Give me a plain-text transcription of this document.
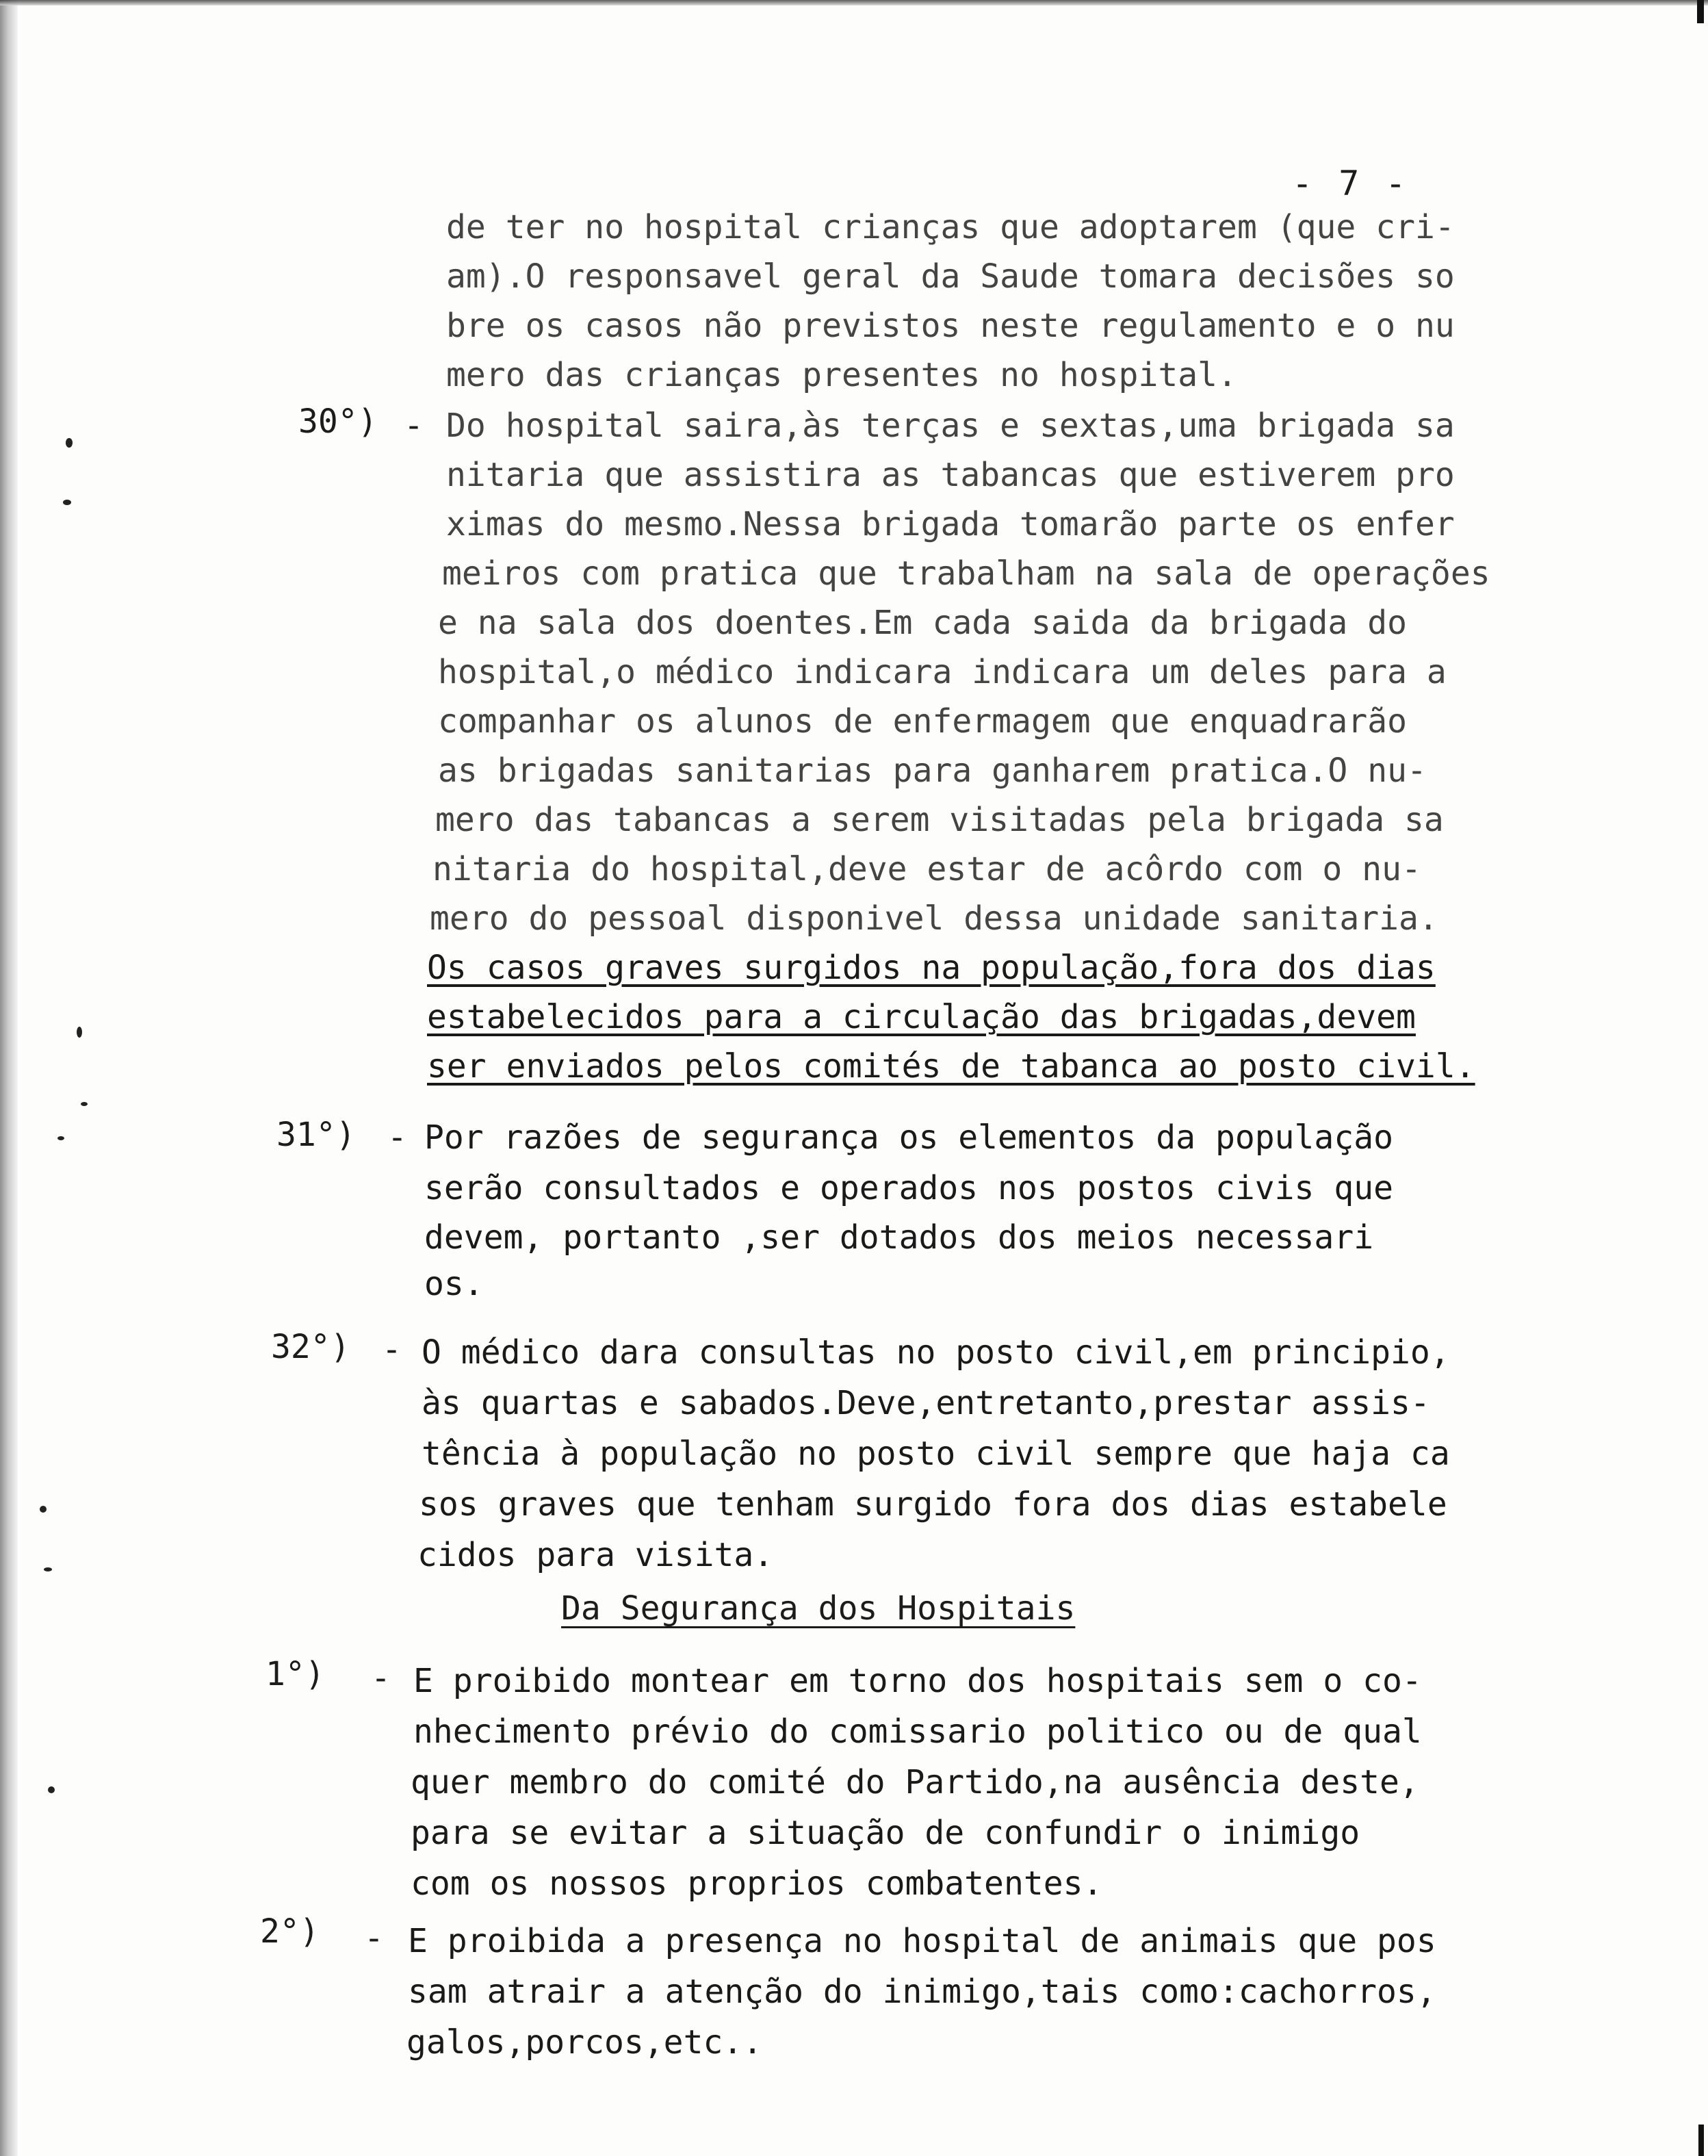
- 7 -
de ter no hospital crianças que adoptarem (que cri-
am).O responsavel geral da Saude tomara decisões so
bre os casos não previstos neste regulamento e o nu
mero das crianças presentes no hospital.
30°) - Do hospital saira,às terças e sextas,uma brigada sa
nitaria que assistira as tabancas que estiverem pro
ximas do mesmo.Nessa brigada tomarão parte os enfer
meiros com pratica que trabalham na sala de operações
e na sala dos doentes.Em cada saida da brigada do
hospital,o médico indicara indicara um deles para a
companhar os alunos de enfermagem que enquadrarão
as brigadas sanitarias para ganharem pratica.O nu-
mero das tabancas a serem visitadas pela brigada sa
nitaria do hospital,deve estar de acôrdo com o nu-
mero do pessoal disponivel dessa unidade sanitaria.
Os casos graves surgidos na população,fora dos dias
estabelecidos para a circulação das brigadas,devem
ser enviados pelos comités de tabanca ao posto civil.
31°) - Por razões de segurança os elementos da população
serão consultados e operados nos postos civis que
devem, portanto ,ser dotados dos meios necessari
os.
32°) - O médico dara consultas no posto civil,em principio,
às quartas e sabados.Deve,entretanto,prestar assis-
tência à população no posto civil sempre que haja ca
sos graves que tenham surgido fora dos dias estabele
cidos para visita.
Da Segurança dos Hospitais
1°) - E proibido montear em torno dos hospitais sem o co-
nhecimento prévio do comissario politico ou de qual
quer membro do comité do Partido,na ausência deste,
para se evitar a situação de confundir o inimigo
com os nossos proprios combatentes.
2°) - E proibida a presença no hospital de animais que pos
sam atrair a atenção do inimigo,tais como:cachorros,
galos,porcos,etc..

WRITTEN EXERCISE: Return nothing except the number of lines that include the string "população".

EXERCISE ANSWER: 3